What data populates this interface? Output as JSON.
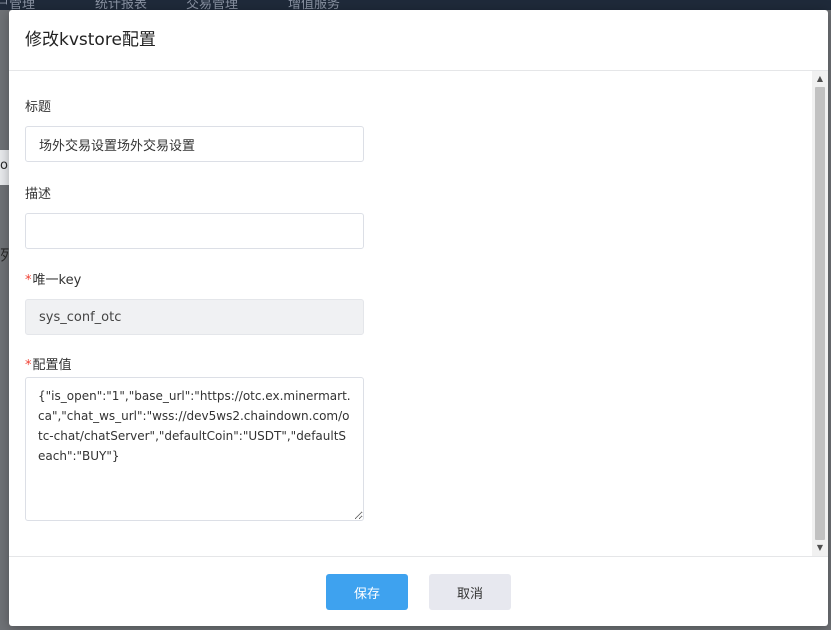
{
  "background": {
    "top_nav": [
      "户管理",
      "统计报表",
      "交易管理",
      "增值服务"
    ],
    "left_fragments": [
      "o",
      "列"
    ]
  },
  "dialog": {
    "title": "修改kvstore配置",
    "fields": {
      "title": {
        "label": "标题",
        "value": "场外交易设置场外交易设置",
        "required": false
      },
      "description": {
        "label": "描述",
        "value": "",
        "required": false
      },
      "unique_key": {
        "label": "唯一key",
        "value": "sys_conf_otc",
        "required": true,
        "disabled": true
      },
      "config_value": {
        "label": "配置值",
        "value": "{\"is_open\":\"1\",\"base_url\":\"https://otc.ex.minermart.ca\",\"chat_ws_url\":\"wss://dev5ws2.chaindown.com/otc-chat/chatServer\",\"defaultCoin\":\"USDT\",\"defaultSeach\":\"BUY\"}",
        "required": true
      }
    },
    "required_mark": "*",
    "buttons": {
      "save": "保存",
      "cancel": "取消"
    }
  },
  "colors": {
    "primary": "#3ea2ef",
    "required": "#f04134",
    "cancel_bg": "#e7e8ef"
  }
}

> Directive
In the entries above, identify every line with the string "true".

> Solution for this exercise
        "required": true,
        "disabled": true
        "required": true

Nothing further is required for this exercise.